--- BEGIN Raw records ---

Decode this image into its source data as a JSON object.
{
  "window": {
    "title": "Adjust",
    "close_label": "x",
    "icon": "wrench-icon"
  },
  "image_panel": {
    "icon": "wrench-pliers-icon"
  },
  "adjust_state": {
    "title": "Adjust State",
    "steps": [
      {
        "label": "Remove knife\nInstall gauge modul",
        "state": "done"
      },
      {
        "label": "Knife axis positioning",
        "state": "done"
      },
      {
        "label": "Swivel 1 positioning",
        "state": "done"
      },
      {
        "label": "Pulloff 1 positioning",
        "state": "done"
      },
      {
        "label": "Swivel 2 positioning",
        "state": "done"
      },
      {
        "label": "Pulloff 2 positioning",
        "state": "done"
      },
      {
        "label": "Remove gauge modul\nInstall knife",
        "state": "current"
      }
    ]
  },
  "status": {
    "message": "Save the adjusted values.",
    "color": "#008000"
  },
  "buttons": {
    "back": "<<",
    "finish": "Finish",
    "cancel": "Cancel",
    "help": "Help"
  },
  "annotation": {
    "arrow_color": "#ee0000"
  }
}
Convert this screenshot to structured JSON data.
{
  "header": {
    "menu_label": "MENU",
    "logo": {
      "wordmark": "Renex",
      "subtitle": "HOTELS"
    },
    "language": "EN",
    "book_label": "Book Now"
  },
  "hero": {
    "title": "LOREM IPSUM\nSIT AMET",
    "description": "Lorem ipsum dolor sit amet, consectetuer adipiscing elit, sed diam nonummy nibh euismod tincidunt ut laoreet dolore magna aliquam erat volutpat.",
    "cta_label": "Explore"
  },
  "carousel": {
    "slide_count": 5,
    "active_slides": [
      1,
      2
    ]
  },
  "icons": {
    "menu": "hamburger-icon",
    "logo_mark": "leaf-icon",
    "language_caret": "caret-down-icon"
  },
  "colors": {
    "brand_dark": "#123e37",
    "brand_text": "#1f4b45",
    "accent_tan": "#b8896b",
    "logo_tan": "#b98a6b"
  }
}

--- END Raw records ---

Scan the listing above. Gather each line that contains the word "modul".

__Full answer__
        "label": "Remove knife\nInstall gauge modul",
        "label": "Remove gauge modul\nInstall knife",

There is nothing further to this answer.